Start of Supplied records
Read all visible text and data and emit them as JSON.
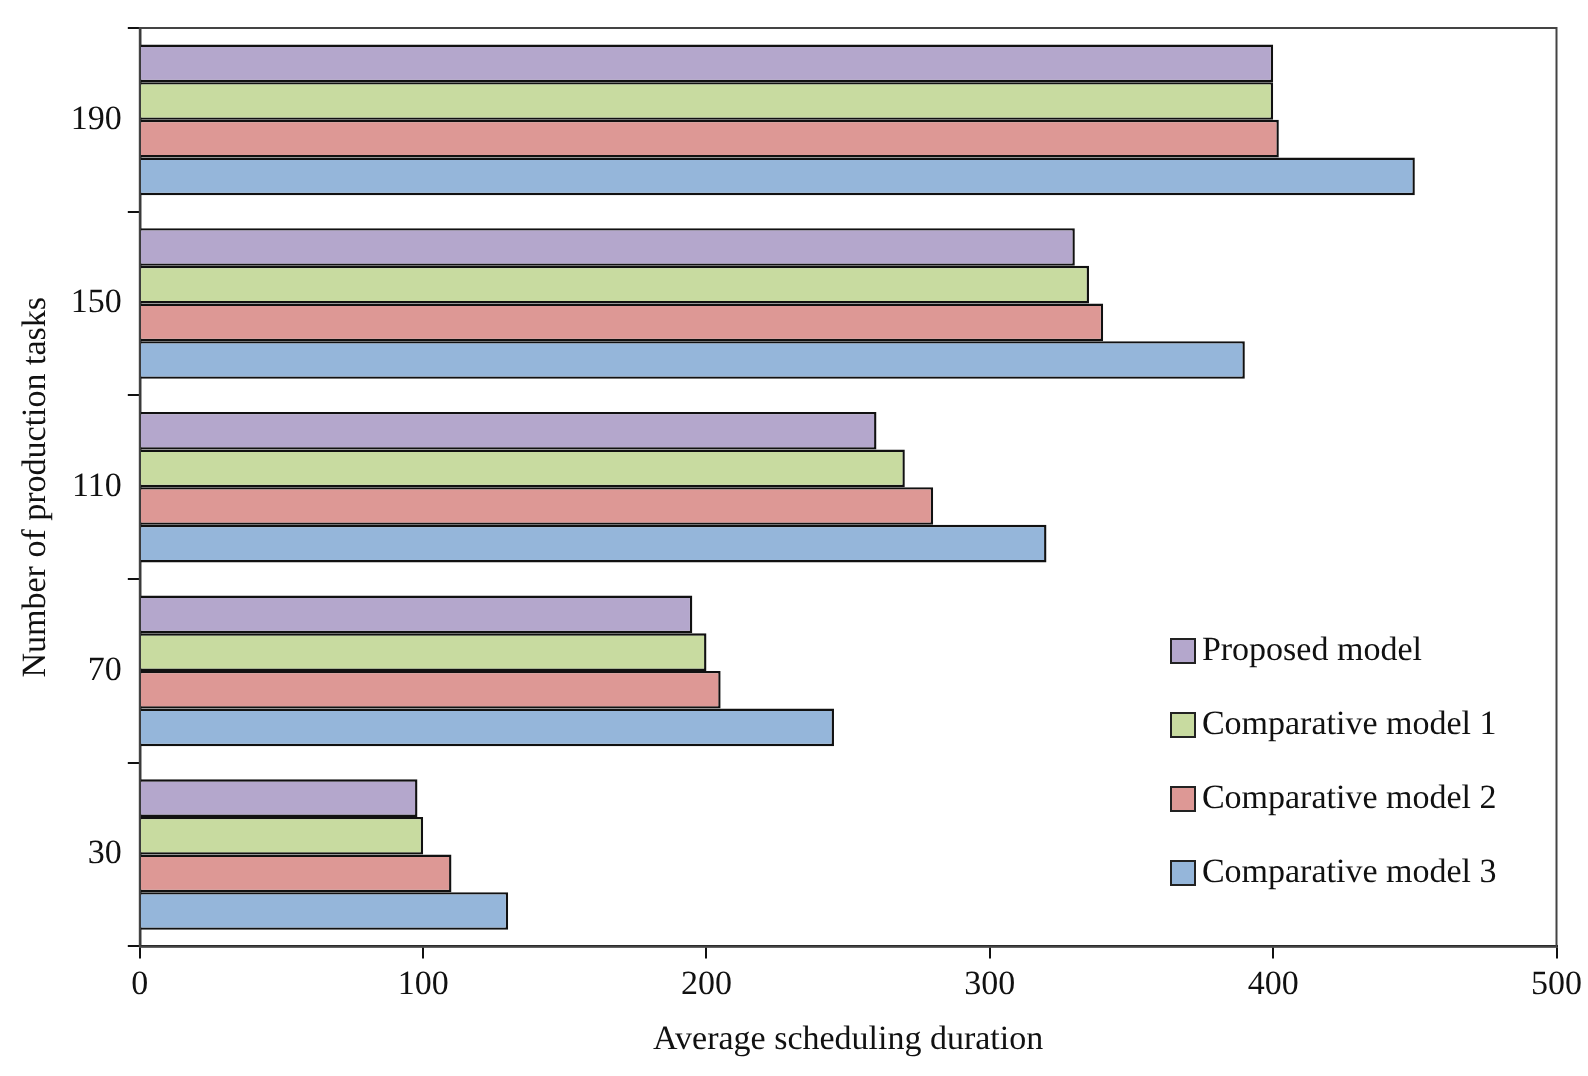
{
  "chart_data": {
    "type": "bar",
    "orientation": "horizontal",
    "xlabel": "Average scheduling duration",
    "ylabel": "Number of production tasks",
    "categories": [
      "190",
      "150",
      "110",
      "70",
      "30"
    ],
    "series": [
      {
        "name": "Proposed model",
        "color": "#b4a7cc",
        "values": [
          400,
          330,
          260,
          195,
          98
        ]
      },
      {
        "name": "Comparative model 1",
        "color": "#c8dba0",
        "values": [
          400,
          335,
          270,
          200,
          100
        ]
      },
      {
        "name": "Comparative model 2",
        "color": "#dd9895",
        "values": [
          402,
          340,
          280,
          205,
          110
        ]
      },
      {
        "name": "Comparative model 3",
        "color": "#95b6da",
        "values": [
          450,
          390,
          320,
          245,
          130
        ]
      }
    ],
    "xlim": [
      0,
      500
    ],
    "xticks": [
      0,
      100,
      200,
      300,
      400,
      500
    ],
    "grid": false,
    "legend": "bottom right"
  }
}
End of Supplied records
Set exercise: Pictures are excluded; repeat every record exactly.

Expected output:
Read all visible text and data and emit them as JSON.
{
  "chart_data": {
    "type": "bar",
    "orientation": "horizontal",
    "xlabel": "Average scheduling duration",
    "ylabel": "Number of production tasks",
    "categories": [
      "190",
      "150",
      "110",
      "70",
      "30"
    ],
    "series": [
      {
        "name": "Proposed model",
        "color": "#b4a7cc",
        "values": [
          400,
          330,
          260,
          195,
          98
        ]
      },
      {
        "name": "Comparative model 1",
        "color": "#c8dba0",
        "values": [
          400,
          335,
          270,
          200,
          100
        ]
      },
      {
        "name": "Comparative model 2",
        "color": "#dd9895",
        "values": [
          402,
          340,
          280,
          205,
          110
        ]
      },
      {
        "name": "Comparative model 3",
        "color": "#95b6da",
        "values": [
          450,
          390,
          320,
          245,
          130
        ]
      }
    ],
    "xlim": [
      0,
      500
    ],
    "xticks": [
      0,
      100,
      200,
      300,
      400,
      500
    ],
    "grid": false,
    "legend": "bottom right"
  }
}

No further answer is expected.